• **Stated problem 1**: Return the part of the Windows 7 discussion that starts at the words "I upgrade from" and ends after "does everything right.", copied word for word.
• **Stated problem 2**: Please resume the Windows 7 discussion after its final sentence and keep writing it.

# START OF Text section

I actually had no problem with Vista. I've been looking at the W7 beta on a virtual PC, and plan on installing the RC on my laptop. If it goes well, the Gold install will eventually find its way to my desktop.

I upgrade from Vista 64bit to Win7 Beta 64bit , I have a good PC so Vista was running like a dream and I liked it a lot but Windows 7 just blows my mind away, it does everything right.

The aforementioned laptop is a Dell Inspiron 9300, mid-range Pentium M with ATI Mobile Radeon X300. It actually ran Vista 32 quite well, even with Glass. So I expect Windows 7 to run well on it also.

If only this was released instead of Vista. How things would have been different. Ah well, better later then never. I'm looking forward to picking up my copy. Granted I use Windows quite limited, I'm actually excited to use it this time. Glad they've made up for the mistakes of its predecessor.

Bear in mind that Win7 is as good as it is BECAUSE of Vista.

Vista was always intended to be an interim build between the old COM model and .NET. The driver model was also something of a dog's breakfast, because they had one foot in each of two models while OEMs and developers moved to the new platform.

# END OF Text section
# START OF Dataset excerpt

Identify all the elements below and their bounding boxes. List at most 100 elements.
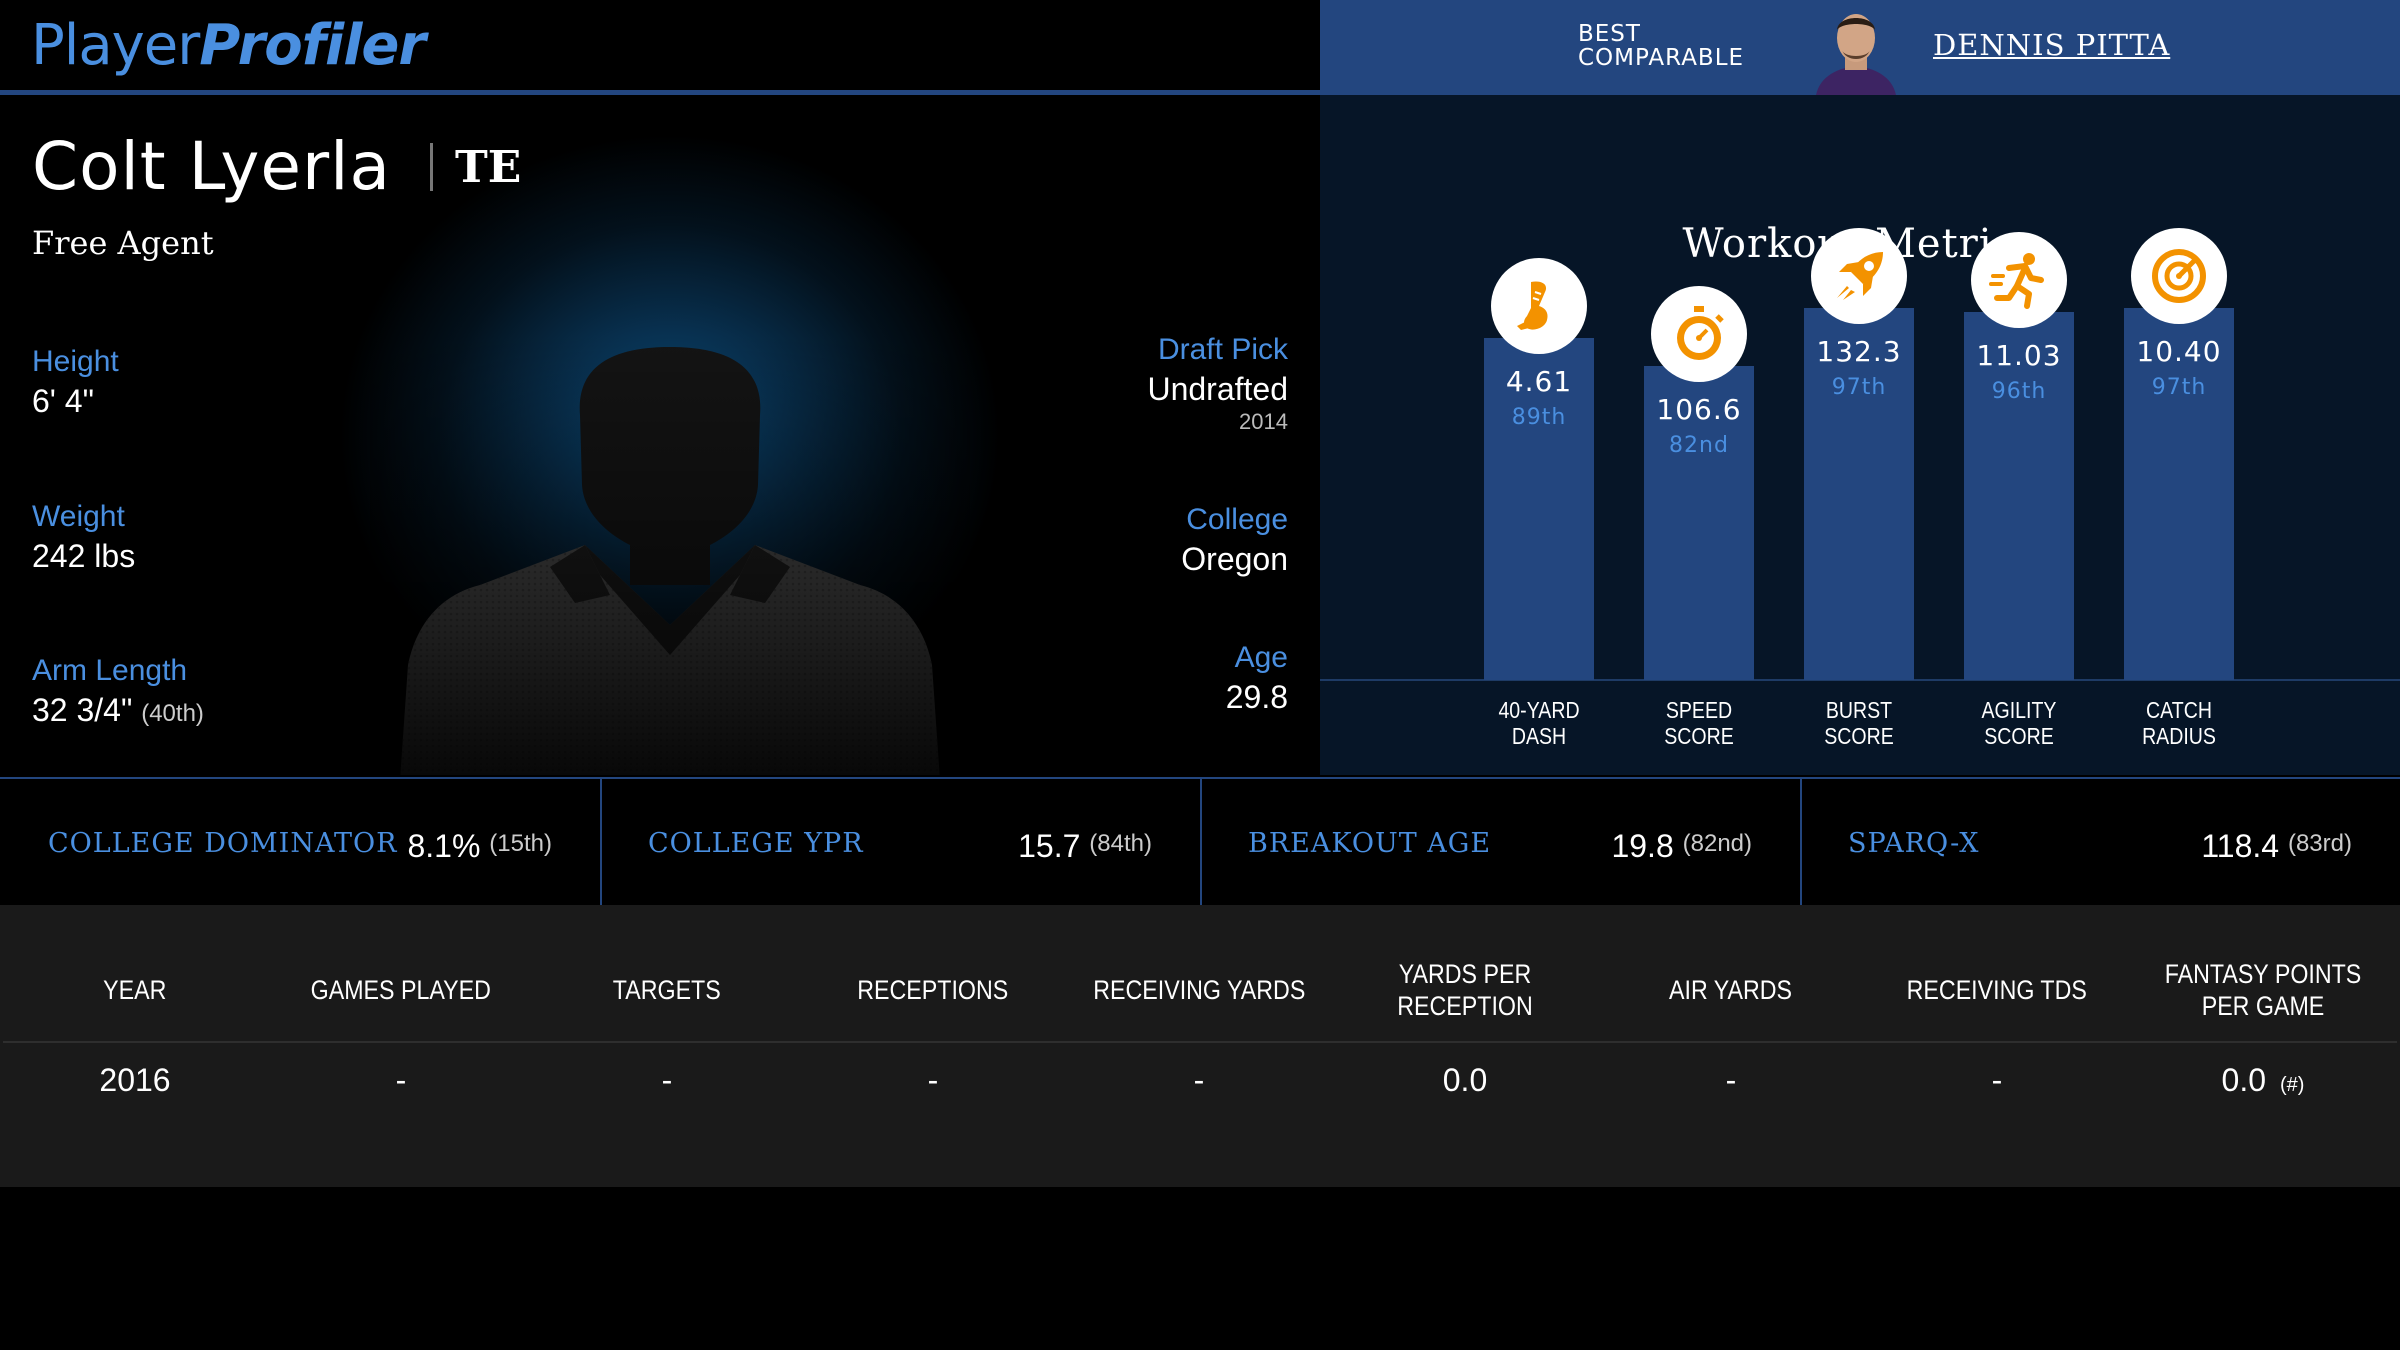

# END OF Dataset excerpt

• **Reply 1**:
I upgrade from Vista 64bit to Win7 Beta 64bit , I have a good PC so Vista was running like a dream and I liked it a lot but Windows 7 just blows my mind away, it does everything right.

• **Reply 2**:
Now that most of them HAVE made that move, it's easier for MS to cut away a lot of legacy crap. Having XP mode helps, too.

Personal Opinion - I hate the superbar with a burning passion. However, I can see why some people might like it. However, I would not make it the biggest feature ever.

Trying an upgrade path from Vista to 7 RC when it hits my MSDN account on Thursday. Planning on using it as my primary OS for my desktop. My wifes laptop has been using it full time since 7000, and all the major leaked builds in between. Haven't tried it with my development rig yet. Visual Studio 2008, SQL Server 2008, etc... so I'm excited to see how it goes.

I've been trying to upgrade a Vista x64 install I have with no luck and no explanation as to why. It gets to almost finishing and then tells me that the upgrade was not successful and rolls back into Vista.

I've had issues trying to upgrade a Win7 beta install, though I put it down to VIA not publishing updated chipset drivers.

Upgraded a Vista x64 install, though, and it worked beautifully.

Cpugeni Ω said,
I've been trying to upgrade a Vista x64 install I have with no luck and no explanation as to why. It gets to almost finishing and then tells me that the upgrade was not successful and rolls back into Vista.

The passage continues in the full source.